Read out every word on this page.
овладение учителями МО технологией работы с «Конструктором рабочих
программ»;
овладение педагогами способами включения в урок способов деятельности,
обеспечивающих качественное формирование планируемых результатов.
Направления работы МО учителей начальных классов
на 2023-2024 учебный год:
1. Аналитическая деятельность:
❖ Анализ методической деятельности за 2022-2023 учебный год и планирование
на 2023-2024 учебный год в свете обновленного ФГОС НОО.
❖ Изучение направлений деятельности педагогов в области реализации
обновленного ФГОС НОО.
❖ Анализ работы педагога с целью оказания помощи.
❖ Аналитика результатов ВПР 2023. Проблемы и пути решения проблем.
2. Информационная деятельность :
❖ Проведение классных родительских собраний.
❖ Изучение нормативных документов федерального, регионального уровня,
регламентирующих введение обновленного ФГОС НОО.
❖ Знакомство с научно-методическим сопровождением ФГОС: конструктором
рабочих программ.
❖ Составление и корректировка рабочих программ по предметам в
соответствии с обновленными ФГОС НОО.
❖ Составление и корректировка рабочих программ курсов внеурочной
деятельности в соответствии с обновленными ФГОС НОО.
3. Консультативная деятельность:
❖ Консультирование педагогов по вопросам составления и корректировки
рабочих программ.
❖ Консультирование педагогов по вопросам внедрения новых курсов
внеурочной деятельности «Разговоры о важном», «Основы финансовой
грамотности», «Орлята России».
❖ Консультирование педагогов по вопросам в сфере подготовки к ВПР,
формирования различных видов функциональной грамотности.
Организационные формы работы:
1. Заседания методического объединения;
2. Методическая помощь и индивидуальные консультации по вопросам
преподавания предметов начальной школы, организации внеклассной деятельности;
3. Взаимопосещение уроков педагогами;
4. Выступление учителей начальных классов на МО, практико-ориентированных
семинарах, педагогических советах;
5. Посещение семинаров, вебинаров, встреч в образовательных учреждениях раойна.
--
> Instructions to follow:
Every line above should be written out again exactly as it stands.

> Exercise output:
Read out every word on this page.
овладение учителями МО технологией работы с «Конструктором рабочих
программ»;
овладение педагогами способами включения в урок способов деятельности,
обеспечивающих качественное формирование планируемых результатов.
Направления работы МО учителей начальных классов
на 2023-2024 учебный год:
1. Аналитическая деятельность:
❖ Анализ методической деятельности за 2022-2023 учебный год и планирование
на 2023-2024 учебный год в свете обновленного ФГОС НОО.
❖ Изучение направлений деятельности педагогов в области реализации
обновленного ФГОС НОО.
❖ Анализ работы педагога с целью оказания помощи.
❖ Аналитика результатов ВПР 2023. Проблемы и пути решения проблем.
2. Информационная деятельность :
❖ Проведение классных родительских собраний.
❖ Изучение нормативных документов федерального, регионального уровня,
регламентирующих введение обновленного ФГОС НОО.
❖ Знакомство с научно-методическим сопровождением ФГОС: конструктором
рабочих программ.
❖ Составление и корректировка рабочих программ по предметам в
соответствии с обновленными ФГОС НОО.
❖ Составление и корректировка рабочих программ курсов внеурочной
деятельности в соответствии с обновленными ФГОС НОО.
3. Консультативная деятельность:
❖ Консультирование педагогов по вопросам составления и корректировки
рабочих программ.
❖ Консультирование педагогов по вопросам внедрения новых курсов
внеурочной деятельности «Разговоры о важном», «Основы финансовой
грамотности», «Орлята России».
❖ Консультирование педагогов по вопросам в сфере подготовки к ВПР,
формирования различных видов функциональной грамотности.
Организационные формы работы:
1. Заседания методического объединения;
2. Методическая помощь и индивидуальные консультации по вопросам
преподавания предметов начальной школы, организации внеклассной деятельности;
3. Взаимопосещение уроков педагогами;
4. Выступление учителей начальных классов на МО, практико-ориентированных
семинарах, педагогических советах;
5. Посещение семинаров, вебинаров, встреч в образовательных учреждениях раойна.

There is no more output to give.